─── RECORDS FOR THIS TASK ───
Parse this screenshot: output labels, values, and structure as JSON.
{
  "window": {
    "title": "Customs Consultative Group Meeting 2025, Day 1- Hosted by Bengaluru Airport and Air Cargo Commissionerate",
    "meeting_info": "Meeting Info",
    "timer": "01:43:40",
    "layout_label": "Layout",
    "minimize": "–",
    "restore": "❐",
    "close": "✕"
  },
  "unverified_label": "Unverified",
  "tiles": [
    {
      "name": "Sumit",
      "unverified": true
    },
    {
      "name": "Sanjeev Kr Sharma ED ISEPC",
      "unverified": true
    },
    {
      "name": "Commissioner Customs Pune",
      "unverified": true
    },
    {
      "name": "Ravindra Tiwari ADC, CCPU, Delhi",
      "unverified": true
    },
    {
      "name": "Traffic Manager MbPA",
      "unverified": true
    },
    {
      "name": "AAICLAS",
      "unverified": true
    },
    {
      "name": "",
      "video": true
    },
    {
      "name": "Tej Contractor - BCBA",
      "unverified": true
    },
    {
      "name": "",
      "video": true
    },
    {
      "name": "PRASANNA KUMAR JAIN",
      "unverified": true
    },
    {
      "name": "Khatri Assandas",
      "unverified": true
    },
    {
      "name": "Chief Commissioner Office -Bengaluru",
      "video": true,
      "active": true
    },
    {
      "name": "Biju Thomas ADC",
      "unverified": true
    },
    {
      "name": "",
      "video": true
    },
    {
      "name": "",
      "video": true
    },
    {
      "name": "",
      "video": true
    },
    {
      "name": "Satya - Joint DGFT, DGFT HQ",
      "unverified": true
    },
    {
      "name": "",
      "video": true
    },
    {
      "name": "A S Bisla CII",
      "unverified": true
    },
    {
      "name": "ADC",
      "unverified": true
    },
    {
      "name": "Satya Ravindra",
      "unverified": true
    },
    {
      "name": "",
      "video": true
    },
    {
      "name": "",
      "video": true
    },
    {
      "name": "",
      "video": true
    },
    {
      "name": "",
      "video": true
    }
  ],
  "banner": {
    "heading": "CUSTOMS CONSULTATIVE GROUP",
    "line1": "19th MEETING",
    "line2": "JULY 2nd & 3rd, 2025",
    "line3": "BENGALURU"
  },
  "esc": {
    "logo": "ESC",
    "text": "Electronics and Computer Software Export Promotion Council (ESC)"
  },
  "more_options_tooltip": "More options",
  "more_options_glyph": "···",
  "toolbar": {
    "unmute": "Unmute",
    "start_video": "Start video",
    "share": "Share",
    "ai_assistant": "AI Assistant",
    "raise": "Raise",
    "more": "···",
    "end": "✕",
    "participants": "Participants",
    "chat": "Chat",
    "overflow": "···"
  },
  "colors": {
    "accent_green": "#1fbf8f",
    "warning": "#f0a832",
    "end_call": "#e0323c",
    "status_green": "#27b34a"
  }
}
───
REQUIRED TASK:
Where a line above contains the word "Ravindra", copy that line.

RESPONSE:
      "name": "Ravindra Tiwari ADC, CCPU, Delhi",
      "name": "Satya Ravindra",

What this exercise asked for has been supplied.